══ Records provided ══

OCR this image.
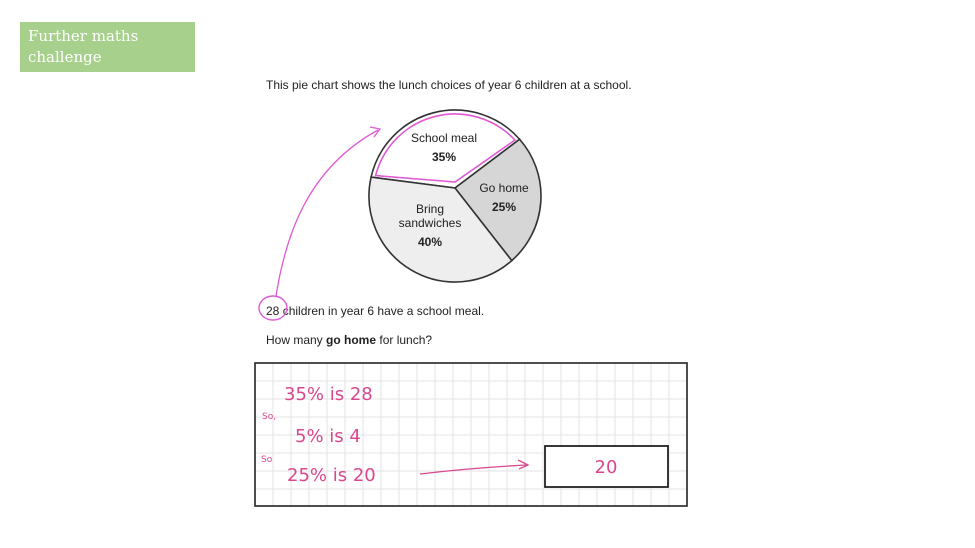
Further maths challenge
This pie chart shows the lunch choices of year 6 children at a school.
28 children in year 6 have a school meal.
How many go home for lunch?
School meal
35%
Go home
25%
Bring
sandwiches
40%
35% is 28
So,
5% is 4
So
25% is 20	20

═══

## What is being asked
Reproduce every entry exactly, but omit each picture.

## The solution
OCR this image.
Further maths challenge
This pie chart shows the lunch choices of year 6 children at a school.
28 children in year 6 have a school meal.
How many go home for lunch?
School meal
35%
Go home
25%
Bring
sandwiches
40%
35% is 28
So,
5% is 4
So
25% is 20	20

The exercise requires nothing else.